> [Exercise objective] Copy every line from the records below that holds the word "habitat".

> [Listing]
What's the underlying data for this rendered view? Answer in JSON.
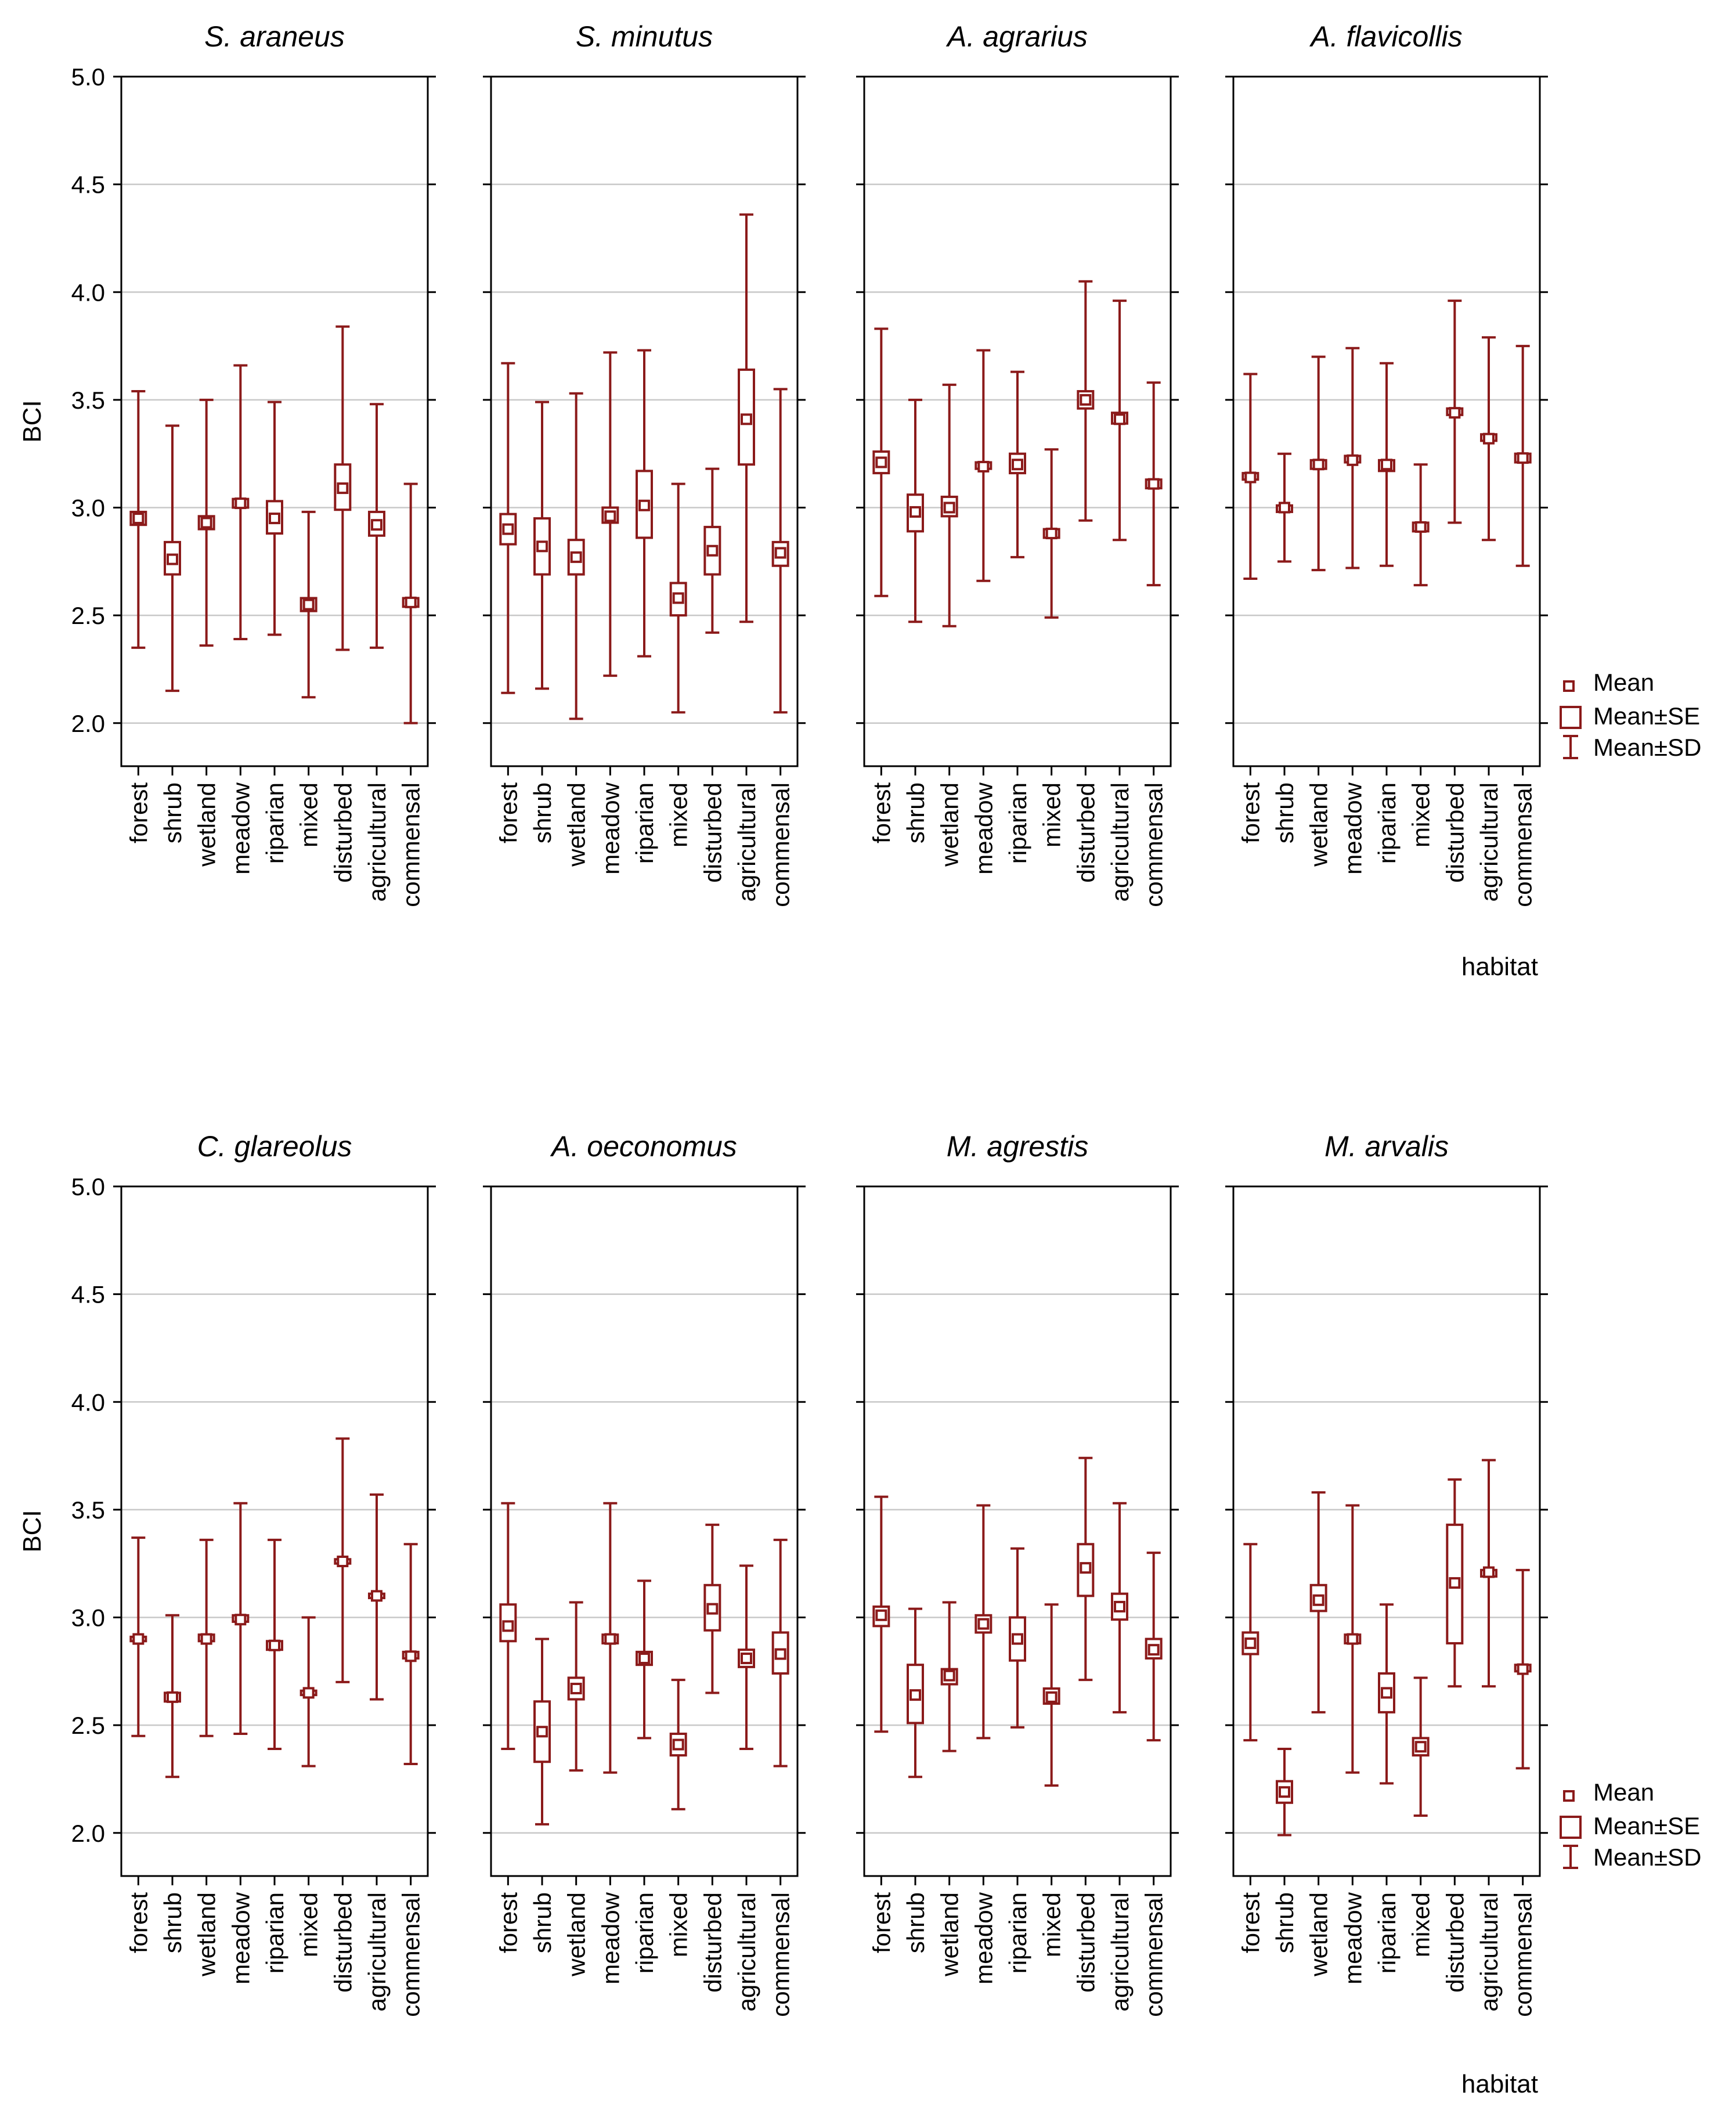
{
  "chart_data": {
    "type": "box",
    "description_note": "Mean (square), Mean±SE (box), Mean±SD (whiskers) of BCI by habitat for eight species",
    "ylabel": "BCI",
    "xlabel": "habitat",
    "yticks": [
      "5.0",
      "4.5",
      "4.0",
      "3.5",
      "3.0",
      "2.5",
      "2.0"
    ],
    "ylim": [
      1.8,
      5.0
    ],
    "grid": true,
    "legend": {
      "position": "right",
      "mean": "Mean",
      "se": "Mean±SE",
      "sd": "Mean±SD"
    },
    "categories": [
      "forest",
      "shrub",
      "wetland",
      "meadow",
      "riparian",
      "mixed",
      "disturbed",
      "agricultural",
      "commensal"
    ],
    "panels": [
      {
        "title": "S. araneus",
        "mean": [
          2.95,
          2.76,
          2.93,
          3.02,
          2.95,
          2.55,
          3.09,
          2.92,
          2.56
        ],
        "se_lo": [
          2.92,
          2.69,
          2.9,
          3.0,
          2.88,
          2.52,
          2.99,
          2.87,
          2.54
        ],
        "se_hi": [
          2.98,
          2.84,
          2.96,
          3.04,
          3.03,
          2.58,
          3.2,
          2.98,
          2.58
        ],
        "sd_lo": [
          2.35,
          2.15,
          2.36,
          2.39,
          2.41,
          2.12,
          2.34,
          2.35,
          2.0
        ],
        "sd_hi": [
          3.54,
          3.38,
          3.5,
          3.66,
          3.49,
          2.98,
          3.84,
          3.48,
          3.11
        ]
      },
      {
        "title": "S. minutus",
        "mean": [
          2.9,
          2.82,
          2.77,
          2.96,
          3.01,
          2.58,
          2.8,
          3.41,
          2.79
        ],
        "se_lo": [
          2.83,
          2.69,
          2.69,
          2.93,
          2.86,
          2.5,
          2.69,
          3.2,
          2.73
        ],
        "se_hi": [
          2.97,
          2.95,
          2.85,
          3.0,
          3.17,
          2.65,
          2.91,
          3.64,
          2.84
        ],
        "sd_lo": [
          2.14,
          2.16,
          2.02,
          2.22,
          2.31,
          2.05,
          2.42,
          2.47,
          2.05
        ],
        "sd_hi": [
          3.67,
          3.49,
          3.53,
          3.72,
          3.73,
          3.11,
          3.18,
          4.36,
          3.55
        ]
      },
      {
        "title": "A. agrarius",
        "mean": [
          3.21,
          2.98,
          3.0,
          3.19,
          3.2,
          2.88,
          3.5,
          3.41,
          3.11
        ],
        "se_lo": [
          3.16,
          2.89,
          2.96,
          3.18,
          3.16,
          2.86,
          3.46,
          3.39,
          3.09
        ],
        "se_hi": [
          3.26,
          3.06,
          3.05,
          3.21,
          3.25,
          2.9,
          3.54,
          3.44,
          3.13
        ],
        "sd_lo": [
          2.59,
          2.47,
          2.45,
          2.66,
          2.77,
          2.49,
          2.94,
          2.85,
          2.64
        ],
        "sd_hi": [
          3.83,
          3.5,
          3.57,
          3.73,
          3.63,
          3.27,
          4.05,
          3.96,
          3.58
        ]
      },
      {
        "title": "A. flavicollis",
        "mean": [
          3.14,
          3.0,
          3.2,
          3.22,
          3.2,
          2.91,
          3.44,
          3.32,
          3.23
        ],
        "se_lo": [
          3.13,
          2.98,
          3.18,
          3.21,
          3.17,
          2.89,
          3.43,
          3.31,
          3.21
        ],
        "se_hi": [
          3.16,
          3.01,
          3.22,
          3.24,
          3.22,
          2.93,
          3.46,
          3.34,
          3.25
        ],
        "sd_lo": [
          2.67,
          2.75,
          2.71,
          2.72,
          2.73,
          2.64,
          2.93,
          2.85,
          2.73
        ],
        "sd_hi": [
          3.62,
          3.25,
          3.7,
          3.74,
          3.67,
          3.2,
          3.96,
          3.79,
          3.75
        ]
      },
      {
        "title": "C. glareolus",
        "mean": [
          2.9,
          2.63,
          2.9,
          2.99,
          2.87,
          2.65,
          3.26,
          3.1,
          2.82
        ],
        "se_lo": [
          2.89,
          2.61,
          2.89,
          2.98,
          2.85,
          2.64,
          3.25,
          3.09,
          2.81
        ],
        "se_hi": [
          2.91,
          2.65,
          2.92,
          3.01,
          2.89,
          2.66,
          3.27,
          3.11,
          2.84
        ],
        "sd_lo": [
          2.45,
          2.26,
          2.45,
          2.46,
          2.39,
          2.31,
          2.7,
          2.62,
          2.32
        ],
        "sd_hi": [
          3.37,
          3.01,
          3.36,
          3.53,
          3.36,
          3.0,
          3.83,
          3.57,
          3.34
        ]
      },
      {
        "title": "A. oeconomus",
        "mean": [
          2.96,
          2.47,
          2.67,
          2.9,
          2.81,
          2.41,
          3.04,
          2.81,
          2.83
        ],
        "se_lo": [
          2.89,
          2.33,
          2.62,
          2.88,
          2.78,
          2.36,
          2.94,
          2.77,
          2.74
        ],
        "se_hi": [
          3.06,
          2.61,
          2.72,
          2.92,
          2.84,
          2.46,
          3.15,
          2.85,
          2.93
        ],
        "sd_lo": [
          2.39,
          2.04,
          2.29,
          2.28,
          2.44,
          2.11,
          2.65,
          2.39,
          2.31
        ],
        "sd_hi": [
          3.53,
          2.9,
          3.07,
          3.53,
          3.17,
          2.71,
          3.43,
          3.24,
          3.36
        ]
      },
      {
        "title": "M. agrestis",
        "mean": [
          3.01,
          2.64,
          2.73,
          2.97,
          2.9,
          2.63,
          3.23,
          3.05,
          2.85
        ],
        "se_lo": [
          2.96,
          2.51,
          2.69,
          2.93,
          2.8,
          2.6,
          3.1,
          2.99,
          2.81
        ],
        "se_hi": [
          3.05,
          2.78,
          2.76,
          3.01,
          3.0,
          2.67,
          3.34,
          3.11,
          2.9
        ],
        "sd_lo": [
          2.47,
          2.26,
          2.38,
          2.44,
          2.49,
          2.22,
          2.71,
          2.56,
          2.43
        ],
        "sd_hi": [
          3.56,
          3.04,
          3.07,
          3.52,
          3.32,
          3.06,
          3.74,
          3.53,
          3.3
        ]
      },
      {
        "title": "M. arvalis",
        "mean": [
          2.88,
          2.19,
          3.08,
          2.9,
          2.65,
          2.4,
          3.16,
          3.21,
          2.76
        ],
        "se_lo": [
          2.83,
          2.14,
          3.03,
          2.88,
          2.56,
          2.36,
          2.88,
          3.19,
          2.75
        ],
        "se_hi": [
          2.93,
          2.24,
          3.15,
          2.92,
          2.74,
          2.44,
          3.43,
          3.22,
          2.78
        ],
        "sd_lo": [
          2.43,
          1.99,
          2.56,
          2.28,
          2.23,
          2.08,
          2.68,
          2.68,
          2.3
        ],
        "sd_hi": [
          3.34,
          2.39,
          3.58,
          3.52,
          3.06,
          2.72,
          3.64,
          3.73,
          3.22
        ]
      }
    ]
  }
}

> [Task output]
    "description_note": "Mean (square), Mean±SE (box), Mean±SD (whiskers) of BCI by habitat for eight species",
    "xlabel": "habitat",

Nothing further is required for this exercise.